• **Given request**: Reproduce all the material exactly, minus any pictures it holds.

• **Dataset rows**:
###

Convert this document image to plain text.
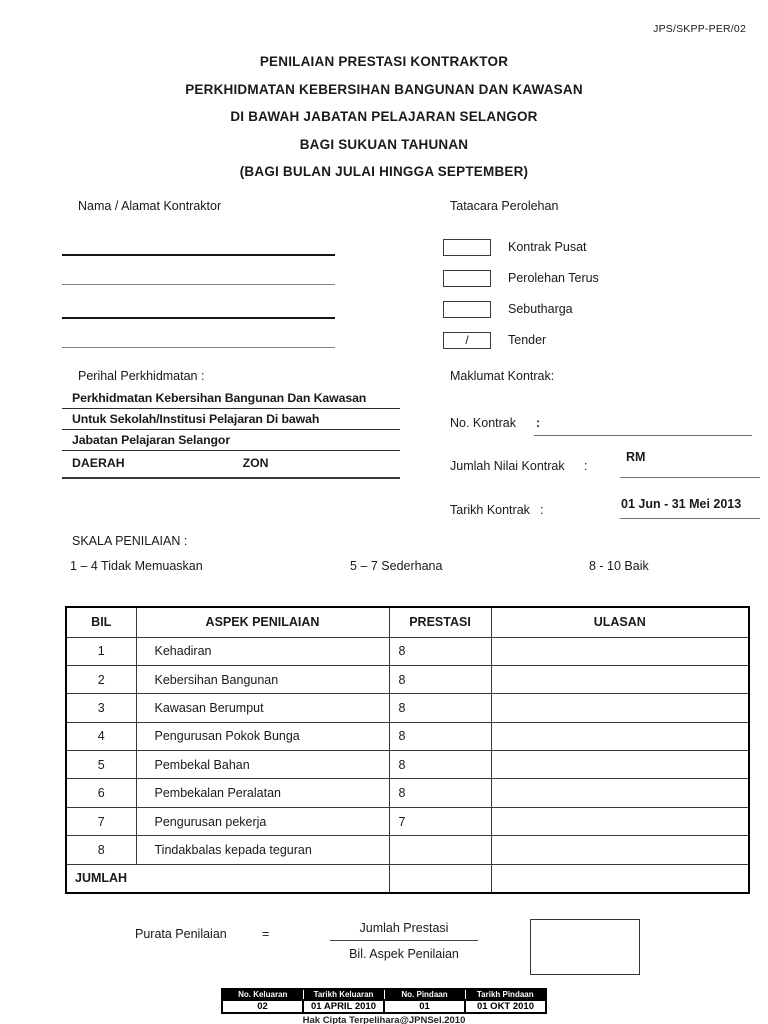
JPS/SKPP-PER/02
PENILAIAN PRESTASI KONTRAKTOR
PERKHIDMATAN KEBERSIHAN BANGUNAN DAN KAWASAN
DI BAWAH JABATAN PELAJARAN SELANGOR
BAGI SUKUAN TAHUNAN
(BAGI BULAN JULAI HINGGA SEPTEMBER)
Nama / Alamat Kontraktor	Tatacara Perolehan
Kontrak Pusat
Perolehan Terus
Sebutharga
/	Tender
Perihal Perkhidmatan :
Perkhidmatan Kebersihan Bangunan Dan Kawasan
Untuk Sekolah/Institusi Pelajaran Di bawah
Jabatan Pelajaran Selangor
DAERAH	ZON
Maklumat Kontrak:
No. Kontrak :
Jumlah Nilai Kontrak :
RM
Tarikh Kontrak :	01 Jun - 31 Mei 2013
SKALA PENILAIAN :
1 – 4 Tidak Memuaskan	5 – 7 Sederhana	8 - 10 Baik
BIL	ASPEK PENILAIAN	PRESTASI	ULASAN
1	Kehadiran	8	
2	Kebersihan Bangunan	8	
3	Kawasan Berumput	8	
4	Pengurusan Pokok Bunga	8	
5	Pembekal Bahan	8	
6	Pembekalan Peralatan	8	
7	Pengurusan pekerja	7	
8	Tindakbalas kepada teguran		
JUMLAH			
Purata Penilaian	=	Jumlah Prestasi
Bil. Aspek Penilaian
No. Keluaran	Tarikh Keluaran	No. Pindaan	Tarikh Pindaan
02	01 APRIL 2010	01	01 OKT 2010
Hak Cipta Terpelihara@JPNSel.2010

###

• **Complete answer**:
Convert this document image to plain text.
JPS/SKPP-PER/02
PENILAIAN PRESTASI KONTRAKTOR
PERKHIDMATAN KEBERSIHAN BANGUNAN DAN KAWASAN
DI BAWAH JABATAN PELAJARAN SELANGOR
BAGI SUKUAN TAHUNAN
(BAGI BULAN JULAI HINGGA SEPTEMBER)
Nama / Alamat Kontraktor	Tatacara Perolehan
Kontrak Pusat
Perolehan Terus
Sebutharga
/	Tender
Perihal Perkhidmatan :
Perkhidmatan Kebersihan Bangunan Dan Kawasan
Untuk Sekolah/Institusi Pelajaran Di bawah
Jabatan Pelajaran Selangor
DAERAH	ZON
Maklumat Kontrak:
No. Kontrak :
Jumlah Nilai Kontrak :
RM
Tarikh Kontrak :	01 Jun - 31 Mei 2013
SKALA PENILAIAN :
1 – 4 Tidak Memuaskan	5 – 7 Sederhana	8 - 10 Baik
BIL	ASPEK PENILAIAN	PRESTASI	ULASAN
1	Kehadiran	8	
2	Kebersihan Bangunan	8	
3	Kawasan Berumput	8	
4	Pengurusan Pokok Bunga	8	
5	Pembekal Bahan	8	
6	Pembekalan Peralatan	8	
7	Pengurusan pekerja	7	
8	Tindakbalas kepada teguran		
JUMLAH			
Purata Penilaian	=	Jumlah Prestasi
Bil. Aspek Penilaian
No. Keluaran	Tarikh Keluaran	No. Pindaan	Tarikh Pindaan
02	01 APRIL 2010	01	01 OKT 2010
Hak Cipta Terpelihara@JPNSel.2010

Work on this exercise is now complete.